- **Task requirements**:
Pull out every line with the word "ylabel" from the entries below.

Rows from a figure dataset:
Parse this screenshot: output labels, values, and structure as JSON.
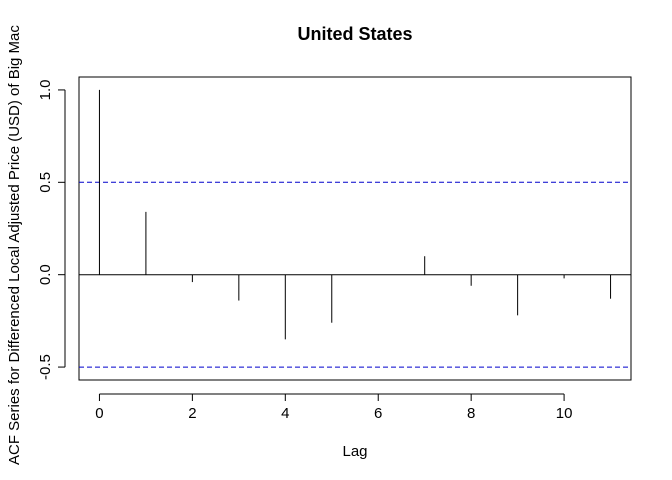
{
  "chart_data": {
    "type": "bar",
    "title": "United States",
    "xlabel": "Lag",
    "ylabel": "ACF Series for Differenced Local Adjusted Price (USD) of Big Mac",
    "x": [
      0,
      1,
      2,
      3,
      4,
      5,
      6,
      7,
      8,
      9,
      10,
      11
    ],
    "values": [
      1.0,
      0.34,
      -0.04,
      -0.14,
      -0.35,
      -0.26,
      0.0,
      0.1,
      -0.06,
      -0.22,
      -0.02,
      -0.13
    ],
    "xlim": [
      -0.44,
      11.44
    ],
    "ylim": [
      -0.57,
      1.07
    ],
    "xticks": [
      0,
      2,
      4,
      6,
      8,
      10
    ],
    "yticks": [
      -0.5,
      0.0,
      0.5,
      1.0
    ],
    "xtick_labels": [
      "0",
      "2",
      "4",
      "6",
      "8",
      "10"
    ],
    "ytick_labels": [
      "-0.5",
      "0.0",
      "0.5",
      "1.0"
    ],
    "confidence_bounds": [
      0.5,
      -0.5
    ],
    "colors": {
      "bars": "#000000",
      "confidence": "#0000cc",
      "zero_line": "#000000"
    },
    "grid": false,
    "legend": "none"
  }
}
* * *
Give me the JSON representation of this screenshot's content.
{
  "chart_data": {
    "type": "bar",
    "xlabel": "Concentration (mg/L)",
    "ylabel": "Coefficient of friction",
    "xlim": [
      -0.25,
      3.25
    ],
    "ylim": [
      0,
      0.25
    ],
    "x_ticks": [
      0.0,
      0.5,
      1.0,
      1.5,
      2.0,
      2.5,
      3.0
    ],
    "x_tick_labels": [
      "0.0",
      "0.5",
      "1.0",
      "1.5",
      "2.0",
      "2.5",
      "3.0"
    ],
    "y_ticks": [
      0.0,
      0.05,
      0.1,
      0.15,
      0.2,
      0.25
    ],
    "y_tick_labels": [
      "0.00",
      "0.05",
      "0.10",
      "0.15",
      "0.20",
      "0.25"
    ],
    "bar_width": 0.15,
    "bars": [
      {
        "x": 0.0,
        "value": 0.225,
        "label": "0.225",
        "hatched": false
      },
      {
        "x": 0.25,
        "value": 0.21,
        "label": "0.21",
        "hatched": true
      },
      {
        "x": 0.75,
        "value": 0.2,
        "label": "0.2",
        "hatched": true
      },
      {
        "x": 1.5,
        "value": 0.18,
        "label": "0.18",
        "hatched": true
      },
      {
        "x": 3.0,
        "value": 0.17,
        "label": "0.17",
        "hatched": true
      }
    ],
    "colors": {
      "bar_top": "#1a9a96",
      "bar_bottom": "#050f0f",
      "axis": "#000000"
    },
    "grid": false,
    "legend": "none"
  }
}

- **Solved problem**:
    "ylabel": "ACF Series for Differenced Local Adjusted Price (USD) of Big Mac",
    "ylabel": "Coefficient of friction",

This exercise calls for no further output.